[start of Records for the task]
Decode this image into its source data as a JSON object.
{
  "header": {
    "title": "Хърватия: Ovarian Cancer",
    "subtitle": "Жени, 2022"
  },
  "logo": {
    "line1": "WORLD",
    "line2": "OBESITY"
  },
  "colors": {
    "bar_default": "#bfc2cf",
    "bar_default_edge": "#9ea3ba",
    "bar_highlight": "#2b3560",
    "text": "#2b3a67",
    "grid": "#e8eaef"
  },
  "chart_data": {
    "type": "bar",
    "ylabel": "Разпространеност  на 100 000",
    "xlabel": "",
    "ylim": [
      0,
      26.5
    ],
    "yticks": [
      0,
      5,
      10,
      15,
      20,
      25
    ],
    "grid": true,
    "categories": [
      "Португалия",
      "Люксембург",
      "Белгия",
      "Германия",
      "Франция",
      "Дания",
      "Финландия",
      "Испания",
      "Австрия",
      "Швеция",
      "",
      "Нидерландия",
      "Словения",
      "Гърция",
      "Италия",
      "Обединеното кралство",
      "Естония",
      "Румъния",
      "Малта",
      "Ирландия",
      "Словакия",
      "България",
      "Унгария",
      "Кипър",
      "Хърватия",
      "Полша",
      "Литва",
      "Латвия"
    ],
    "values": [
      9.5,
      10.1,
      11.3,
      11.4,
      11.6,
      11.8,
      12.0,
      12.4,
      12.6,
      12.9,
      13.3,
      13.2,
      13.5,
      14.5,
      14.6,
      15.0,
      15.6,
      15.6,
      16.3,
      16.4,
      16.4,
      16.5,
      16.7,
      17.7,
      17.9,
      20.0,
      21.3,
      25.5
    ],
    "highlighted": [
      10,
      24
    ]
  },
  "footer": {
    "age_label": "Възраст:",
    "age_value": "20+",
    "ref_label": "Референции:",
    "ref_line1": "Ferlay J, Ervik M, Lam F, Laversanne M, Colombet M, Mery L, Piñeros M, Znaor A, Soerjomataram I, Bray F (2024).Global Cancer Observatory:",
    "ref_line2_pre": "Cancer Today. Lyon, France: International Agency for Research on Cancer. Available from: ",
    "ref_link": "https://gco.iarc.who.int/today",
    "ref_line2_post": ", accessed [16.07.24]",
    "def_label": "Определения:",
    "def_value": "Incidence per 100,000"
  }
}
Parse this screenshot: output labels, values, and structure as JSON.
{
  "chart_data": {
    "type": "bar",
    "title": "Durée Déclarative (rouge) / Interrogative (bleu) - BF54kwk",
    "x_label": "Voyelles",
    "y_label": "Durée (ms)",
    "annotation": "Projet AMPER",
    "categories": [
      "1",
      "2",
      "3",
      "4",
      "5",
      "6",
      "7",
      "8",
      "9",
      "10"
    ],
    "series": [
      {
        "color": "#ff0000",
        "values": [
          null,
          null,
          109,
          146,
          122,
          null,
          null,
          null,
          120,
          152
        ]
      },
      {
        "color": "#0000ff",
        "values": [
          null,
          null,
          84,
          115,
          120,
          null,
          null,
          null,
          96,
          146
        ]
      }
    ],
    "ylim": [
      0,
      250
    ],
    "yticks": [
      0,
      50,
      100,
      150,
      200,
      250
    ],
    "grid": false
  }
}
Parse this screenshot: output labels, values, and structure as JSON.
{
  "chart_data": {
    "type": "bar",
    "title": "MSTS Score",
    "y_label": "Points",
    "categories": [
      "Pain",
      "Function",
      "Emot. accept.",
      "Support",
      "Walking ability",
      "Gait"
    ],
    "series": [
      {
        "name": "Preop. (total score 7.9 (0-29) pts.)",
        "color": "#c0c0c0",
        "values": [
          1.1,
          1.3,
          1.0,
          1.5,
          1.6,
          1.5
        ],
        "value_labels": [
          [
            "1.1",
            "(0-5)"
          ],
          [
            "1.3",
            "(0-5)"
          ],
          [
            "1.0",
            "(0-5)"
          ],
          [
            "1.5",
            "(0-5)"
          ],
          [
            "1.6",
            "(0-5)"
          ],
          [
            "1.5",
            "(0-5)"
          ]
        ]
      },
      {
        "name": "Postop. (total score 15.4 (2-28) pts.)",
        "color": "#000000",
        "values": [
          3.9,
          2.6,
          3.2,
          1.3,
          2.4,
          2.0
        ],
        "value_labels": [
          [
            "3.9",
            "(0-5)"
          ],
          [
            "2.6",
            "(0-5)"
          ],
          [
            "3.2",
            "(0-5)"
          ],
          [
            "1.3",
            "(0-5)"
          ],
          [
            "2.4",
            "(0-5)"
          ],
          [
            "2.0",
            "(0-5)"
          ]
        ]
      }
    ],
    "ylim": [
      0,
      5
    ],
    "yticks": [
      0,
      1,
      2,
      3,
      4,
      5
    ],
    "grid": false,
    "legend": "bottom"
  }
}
[end of Records for the task]
Problem
Transcribe all of the lines in the records precisely.

Written answer
Decode this image into its source data as a JSON object.
{
  "header": {
    "title": "Хърватия: Ovarian Cancer",
    "subtitle": "Жени, 2022"
  },
  "logo": {
    "line1": "WORLD",
    "line2": "OBESITY"
  },
  "colors": {
    "bar_default": "#bfc2cf",
    "bar_default_edge": "#9ea3ba",
    "bar_highlight": "#2b3560",
    "text": "#2b3a67",
    "grid": "#e8eaef"
  },
  "chart_data": {
    "type": "bar",
    "ylabel": "Разпространеност  на 100 000",
    "xlabel": "",
    "ylim": [
      0,
      26.5
    ],
    "yticks": [
      0,
      5,
      10,
      15,
      20,
      25
    ],
    "grid": true,
    "categories": [
      "Португалия",
      "Люксембург",
      "Белгия",
      "Германия",
      "Франция",
      "Дания",
      "Финландия",
      "Испания",
      "Австрия",
      "Швеция",
      "",
      "Нидерландия",
      "Словения",
      "Гърция",
      "Италия",
      "Обединеното кралство",
      "Естония",
      "Румъния",
      "Малта",
      "Ирландия",
      "Словакия",
      "България",
      "Унгария",
      "Кипър",
      "Хърватия",
      "Полша",
      "Литва",
      "Латвия"
    ],
    "values": [
      9.5,
      10.1,
      11.3,
      11.4,
      11.6,
      11.8,
      12.0,
      12.4,
      12.6,
      12.9,
      13.3,
      13.2,
      13.5,
      14.5,
      14.6,
      15.0,
      15.6,
      15.6,
      16.3,
      16.4,
      16.4,
      16.5,
      16.7,
      17.7,
      17.9,
      20.0,
      21.3,
      25.5
    ],
    "highlighted": [
      10,
      24
    ]
  },
  "footer": {
    "age_label": "Възраст:",
    "age_value": "20+",
    "ref_label": "Референции:",
    "ref_line1": "Ferlay J, Ervik M, Lam F, Laversanne M, Colombet M, Mery L, Piñeros M, Znaor A, Soerjomataram I, Bray F (2024).Global Cancer Observatory:",
    "ref_line2_pre": "Cancer Today. Lyon, France: International Agency for Research on Cancer. Available from: ",
    "ref_link": "https://gco.iarc.who.int/today",
    "ref_line2_post": ", accessed [16.07.24]",
    "def_label": "Определения:",
    "def_value": "Incidence per 100,000"
  }
}
Parse this screenshot: output labels, values, and structure as JSON.
{
  "chart_data": {
    "type": "bar",
    "title": "Durée Déclarative (rouge) / Interrogative (bleu) - BF54kwk",
    "x_label": "Voyelles",
    "y_label": "Durée (ms)",
    "annotation": "Projet AMPER",
    "categories": [
      "1",
      "2",
      "3",
      "4",
      "5",
      "6",
      "7",
      "8",
      "9",
      "10"
    ],
    "series": [
      {
        "color": "#ff0000",
        "values": [
          null,
          null,
          109,
          146,
          122,
          null,
          null,
          null,
          120,
          152
        ]
      },
      {
        "color": "#0000ff",
        "values": [
          null,
          null,
          84,
          115,
          120,
          null,
          null,
          null,
          96,
          146
        ]
      }
    ],
    "ylim": [
      0,
      250
    ],
    "yticks": [
      0,
      50,
      100,
      150,
      200,
      250
    ],
    "grid": false
  }
}
Parse this screenshot: output labels, values, and structure as JSON.
{
  "chart_data": {
    "type": "bar",
    "title": "MSTS Score",
    "y_label": "Points",
    "categories": [
      "Pain",
      "Function",
      "Emot. accept.",
      "Support",
      "Walking ability",
      "Gait"
    ],
    "series": [
      {
        "name": "Preop. (total score 7.9 (0-29) pts.)",
        "color": "#c0c0c0",
        "values": [
          1.1,
          1.3,
          1.0,
          1.5,
          1.6,
          1.5
        ],
        "value_labels": [
          [
            "1.1",
            "(0-5)"
          ],
          [
            "1.3",
            "(0-5)"
          ],
          [
            "1.0",
            "(0-5)"
          ],
          [
            "1.5",
            "(0-5)"
          ],
          [
            "1.6",
            "(0-5)"
          ],
          [
            "1.5",
            "(0-5)"
          ]
        ]
      },
      {
        "name": "Postop. (total score 15.4 (2-28) pts.)",
        "color": "#000000",
        "values": [
          3.9,
          2.6,
          3.2,
          1.3,
          2.4,
          2.0
        ],
        "value_labels": [
          [
            "3.9",
            "(0-5)"
          ],
          [
            "2.6",
            "(0-5)"
          ],
          [
            "3.2",
            "(0-5)"
          ],
          [
            "1.3",
            "(0-5)"
          ],
          [
            "2.4",
            "(0-5)"
          ],
          [
            "2.0",
            "(0-5)"
          ]
        ]
      }
    ],
    "ylim": [
      0,
      5
    ],
    "yticks": [
      0,
      1,
      2,
      3,
      4,
      5
    ],
    "grid": false,
    "legend": "bottom"
  }
}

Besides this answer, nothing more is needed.